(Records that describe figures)
--

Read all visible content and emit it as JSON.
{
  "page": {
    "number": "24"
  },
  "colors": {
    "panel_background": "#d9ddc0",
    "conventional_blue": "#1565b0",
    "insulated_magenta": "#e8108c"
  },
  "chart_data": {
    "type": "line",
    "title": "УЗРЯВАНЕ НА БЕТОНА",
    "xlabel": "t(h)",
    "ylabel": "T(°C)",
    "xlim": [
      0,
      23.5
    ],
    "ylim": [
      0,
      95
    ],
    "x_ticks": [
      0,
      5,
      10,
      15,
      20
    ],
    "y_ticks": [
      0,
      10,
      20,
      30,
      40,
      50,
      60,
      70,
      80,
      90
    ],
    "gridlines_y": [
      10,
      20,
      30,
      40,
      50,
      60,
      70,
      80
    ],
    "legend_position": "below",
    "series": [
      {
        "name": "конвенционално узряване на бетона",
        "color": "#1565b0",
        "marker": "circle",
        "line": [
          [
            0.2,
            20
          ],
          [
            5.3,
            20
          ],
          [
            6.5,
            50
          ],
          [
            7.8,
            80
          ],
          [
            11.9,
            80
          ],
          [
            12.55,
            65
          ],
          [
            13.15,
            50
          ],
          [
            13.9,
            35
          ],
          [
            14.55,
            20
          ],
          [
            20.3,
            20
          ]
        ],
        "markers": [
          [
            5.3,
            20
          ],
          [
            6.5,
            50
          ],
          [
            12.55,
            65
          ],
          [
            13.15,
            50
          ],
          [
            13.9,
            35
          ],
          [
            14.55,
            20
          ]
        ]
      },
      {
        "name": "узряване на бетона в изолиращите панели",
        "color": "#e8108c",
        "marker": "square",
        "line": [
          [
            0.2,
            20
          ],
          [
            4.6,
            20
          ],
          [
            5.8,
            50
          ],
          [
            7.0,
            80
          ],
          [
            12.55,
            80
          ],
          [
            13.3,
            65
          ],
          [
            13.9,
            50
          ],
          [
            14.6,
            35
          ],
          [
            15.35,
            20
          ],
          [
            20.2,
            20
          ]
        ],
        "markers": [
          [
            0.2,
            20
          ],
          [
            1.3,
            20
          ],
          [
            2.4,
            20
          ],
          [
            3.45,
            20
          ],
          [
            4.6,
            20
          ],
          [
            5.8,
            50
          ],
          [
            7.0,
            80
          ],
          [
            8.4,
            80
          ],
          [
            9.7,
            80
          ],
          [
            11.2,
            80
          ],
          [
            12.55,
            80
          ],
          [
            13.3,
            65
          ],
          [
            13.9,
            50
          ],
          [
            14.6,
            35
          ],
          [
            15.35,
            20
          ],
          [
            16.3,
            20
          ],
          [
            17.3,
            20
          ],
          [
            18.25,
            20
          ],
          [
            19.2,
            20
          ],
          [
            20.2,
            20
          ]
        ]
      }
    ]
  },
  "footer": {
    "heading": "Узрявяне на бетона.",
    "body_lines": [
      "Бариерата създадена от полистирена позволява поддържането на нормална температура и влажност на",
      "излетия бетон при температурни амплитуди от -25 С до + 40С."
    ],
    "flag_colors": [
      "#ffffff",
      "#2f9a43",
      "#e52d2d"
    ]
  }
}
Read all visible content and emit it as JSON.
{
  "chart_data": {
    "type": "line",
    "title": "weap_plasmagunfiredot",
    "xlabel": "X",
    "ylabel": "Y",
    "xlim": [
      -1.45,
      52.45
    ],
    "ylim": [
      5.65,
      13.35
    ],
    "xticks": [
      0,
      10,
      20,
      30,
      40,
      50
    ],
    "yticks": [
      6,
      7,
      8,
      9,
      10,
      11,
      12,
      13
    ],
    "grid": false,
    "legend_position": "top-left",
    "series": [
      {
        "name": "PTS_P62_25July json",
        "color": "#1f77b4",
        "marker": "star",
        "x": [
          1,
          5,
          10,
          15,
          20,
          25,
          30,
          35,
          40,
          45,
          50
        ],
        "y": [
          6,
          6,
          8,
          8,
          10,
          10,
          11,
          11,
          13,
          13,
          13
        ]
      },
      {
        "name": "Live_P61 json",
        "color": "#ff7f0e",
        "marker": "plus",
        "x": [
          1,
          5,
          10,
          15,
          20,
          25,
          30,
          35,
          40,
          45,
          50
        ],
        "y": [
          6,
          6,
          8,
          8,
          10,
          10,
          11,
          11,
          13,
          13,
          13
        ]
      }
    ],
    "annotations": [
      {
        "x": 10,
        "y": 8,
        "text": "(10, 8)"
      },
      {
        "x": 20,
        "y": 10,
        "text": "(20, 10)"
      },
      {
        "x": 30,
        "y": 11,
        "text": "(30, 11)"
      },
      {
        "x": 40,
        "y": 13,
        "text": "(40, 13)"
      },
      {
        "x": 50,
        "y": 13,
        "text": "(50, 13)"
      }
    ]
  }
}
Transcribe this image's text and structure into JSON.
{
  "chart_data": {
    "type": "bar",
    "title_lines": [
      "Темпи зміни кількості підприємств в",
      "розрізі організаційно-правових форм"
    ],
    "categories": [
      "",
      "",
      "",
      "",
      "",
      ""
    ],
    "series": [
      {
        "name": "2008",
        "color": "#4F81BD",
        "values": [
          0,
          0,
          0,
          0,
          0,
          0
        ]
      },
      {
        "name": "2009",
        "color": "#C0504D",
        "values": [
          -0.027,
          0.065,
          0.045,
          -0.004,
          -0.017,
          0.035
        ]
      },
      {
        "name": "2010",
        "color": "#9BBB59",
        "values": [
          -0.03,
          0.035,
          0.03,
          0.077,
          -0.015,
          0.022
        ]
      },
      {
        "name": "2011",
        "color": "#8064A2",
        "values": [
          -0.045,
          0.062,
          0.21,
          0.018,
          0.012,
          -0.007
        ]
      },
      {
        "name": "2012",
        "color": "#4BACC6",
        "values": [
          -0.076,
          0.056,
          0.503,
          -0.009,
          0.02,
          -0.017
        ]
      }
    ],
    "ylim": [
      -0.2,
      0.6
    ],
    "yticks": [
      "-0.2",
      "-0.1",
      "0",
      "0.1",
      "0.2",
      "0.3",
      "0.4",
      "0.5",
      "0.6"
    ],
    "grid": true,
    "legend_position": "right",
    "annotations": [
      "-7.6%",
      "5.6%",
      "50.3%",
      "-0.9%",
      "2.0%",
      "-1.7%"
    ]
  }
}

--

Short task
Give a word-for-word copy of the records.

The output
Read all visible content and emit it as JSON.
{
  "page": {
    "number": "24"
  },
  "colors": {
    "panel_background": "#d9ddc0",
    "conventional_blue": "#1565b0",
    "insulated_magenta": "#e8108c"
  },
  "chart_data": {
    "type": "line",
    "title": "УЗРЯВАНЕ НА БЕТОНА",
    "xlabel": "t(h)",
    "ylabel": "T(°C)",
    "xlim": [
      0,
      23.5
    ],
    "ylim": [
      0,
      95
    ],
    "x_ticks": [
      0,
      5,
      10,
      15,
      20
    ],
    "y_ticks": [
      0,
      10,
      20,
      30,
      40,
      50,
      60,
      70,
      80,
      90
    ],
    "gridlines_y": [
      10,
      20,
      30,
      40,
      50,
      60,
      70,
      80
    ],
    "legend_position": "below",
    "series": [
      {
        "name": "конвенционално узряване на бетона",
        "color": "#1565b0",
        "marker": "circle",
        "line": [
          [
            0.2,
            20
          ],
          [
            5.3,
            20
          ],
          [
            6.5,
            50
          ],
          [
            7.8,
            80
          ],
          [
            11.9,
            80
          ],
          [
            12.55,
            65
          ],
          [
            13.15,
            50
          ],
          [
            13.9,
            35
          ],
          [
            14.55,
            20
          ],
          [
            20.3,
            20
          ]
        ],
        "markers": [
          [
            5.3,
            20
          ],
          [
            6.5,
            50
          ],
          [
            12.55,
            65
          ],
          [
            13.15,
            50
          ],
          [
            13.9,
            35
          ],
          [
            14.55,
            20
          ]
        ]
      },
      {
        "name": "узряване на бетона в изолиращите панели",
        "color": "#e8108c",
        "marker": "square",
        "line": [
          [
            0.2,
            20
          ],
          [
            4.6,
            20
          ],
          [
            5.8,
            50
          ],
          [
            7.0,
            80
          ],
          [
            12.55,
            80
          ],
          [
            13.3,
            65
          ],
          [
            13.9,
            50
          ],
          [
            14.6,
            35
          ],
          [
            15.35,
            20
          ],
          [
            20.2,
            20
          ]
        ],
        "markers": [
          [
            0.2,
            20
          ],
          [
            1.3,
            20
          ],
          [
            2.4,
            20
          ],
          [
            3.45,
            20
          ],
          [
            4.6,
            20
          ],
          [
            5.8,
            50
          ],
          [
            7.0,
            80
          ],
          [
            8.4,
            80
          ],
          [
            9.7,
            80
          ],
          [
            11.2,
            80
          ],
          [
            12.55,
            80
          ],
          [
            13.3,
            65
          ],
          [
            13.9,
            50
          ],
          [
            14.6,
            35
          ],
          [
            15.35,
            20
          ],
          [
            16.3,
            20
          ],
          [
            17.3,
            20
          ],
          [
            18.25,
            20
          ],
          [
            19.2,
            20
          ],
          [
            20.2,
            20
          ]
        ]
      }
    ]
  },
  "footer": {
    "heading": "Узрявяне на бетона.",
    "body_lines": [
      "Бариерата създадена от полистирена позволява поддържането на нормална температура и влажност на",
      "излетия бетон при температурни амплитуди от -25 С до + 40С."
    ],
    "flag_colors": [
      "#ffffff",
      "#2f9a43",
      "#e52d2d"
    ]
  }
}
Read all visible content and emit it as JSON.
{
  "chart_data": {
    "type": "line",
    "title": "weap_plasmagunfiredot",
    "xlabel": "X",
    "ylabel": "Y",
    "xlim": [
      -1.45,
      52.45
    ],
    "ylim": [
      5.65,
      13.35
    ],
    "xticks": [
      0,
      10,
      20,
      30,
      40,
      50
    ],
    "yticks": [
      6,
      7,
      8,
      9,
      10,
      11,
      12,
      13
    ],
    "grid": false,
    "legend_position": "top-left",
    "series": [
      {
        "name": "PTS_P62_25July json",
        "color": "#1f77b4",
        "marker": "star",
        "x": [
          1,
          5,
          10,
          15,
          20,
          25,
          30,
          35,
          40,
          45,
          50
        ],
        "y": [
          6,
          6,
          8,
          8,
          10,
          10,
          11,
          11,
          13,
          13,
          13
        ]
      },
      {
        "name": "Live_P61 json",
        "color": "#ff7f0e",
        "marker": "plus",
        "x": [
          1,
          5,
          10,
          15,
          20,
          25,
          30,
          35,
          40,
          45,
          50
        ],
        "y": [
          6,
          6,
          8,
          8,
          10,
          10,
          11,
          11,
          13,
          13,
          13
        ]
      }
    ],
    "annotations": [
      {
        "x": 10,
        "y": 8,
        "text": "(10, 8)"
      },
      {
        "x": 20,
        "y": 10,
        "text": "(20, 10)"
      },
      {
        "x": 30,
        "y": 11,
        "text": "(30, 11)"
      },
      {
        "x": 40,
        "y": 13,
        "text": "(40, 13)"
      },
      {
        "x": 50,
        "y": 13,
        "text": "(50, 13)"
      }
    ]
  }
}
Transcribe this image's text and structure into JSON.
{
  "chart_data": {
    "type": "bar",
    "title_lines": [
      "Темпи зміни кількості підприємств в",
      "розрізі організаційно-правових форм"
    ],
    "categories": [
      "",
      "",
      "",
      "",
      "",
      ""
    ],
    "series": [
      {
        "name": "2008",
        "color": "#4F81BD",
        "values": [
          0,
          0,
          0,
          0,
          0,
          0
        ]
      },
      {
        "name": "2009",
        "color": "#C0504D",
        "values": [
          -0.027,
          0.065,
          0.045,
          -0.004,
          -0.017,
          0.035
        ]
      },
      {
        "name": "2010",
        "color": "#9BBB59",
        "values": [
          -0.03,
          0.035,
          0.03,
          0.077,
          -0.015,
          0.022
        ]
      },
      {
        "name": "2011",
        "color": "#8064A2",
        "values": [
          -0.045,
          0.062,
          0.21,
          0.018,
          0.012,
          -0.007
        ]
      },
      {
        "name": "2012",
        "color": "#4BACC6",
        "values": [
          -0.076,
          0.056,
          0.503,
          -0.009,
          0.02,
          -0.017
        ]
      }
    ],
    "ylim": [
      -0.2,
      0.6
    ],
    "yticks": [
      "-0.2",
      "-0.1",
      "0",
      "0.1",
      "0.2",
      "0.3",
      "0.4",
      "0.5",
      "0.6"
    ],
    "grid": true,
    "legend_position": "right",
    "annotations": [
      "-7.6%",
      "5.6%",
      "50.3%",
      "-0.9%",
      "2.0%",
      "-1.7%"
    ]
  }
}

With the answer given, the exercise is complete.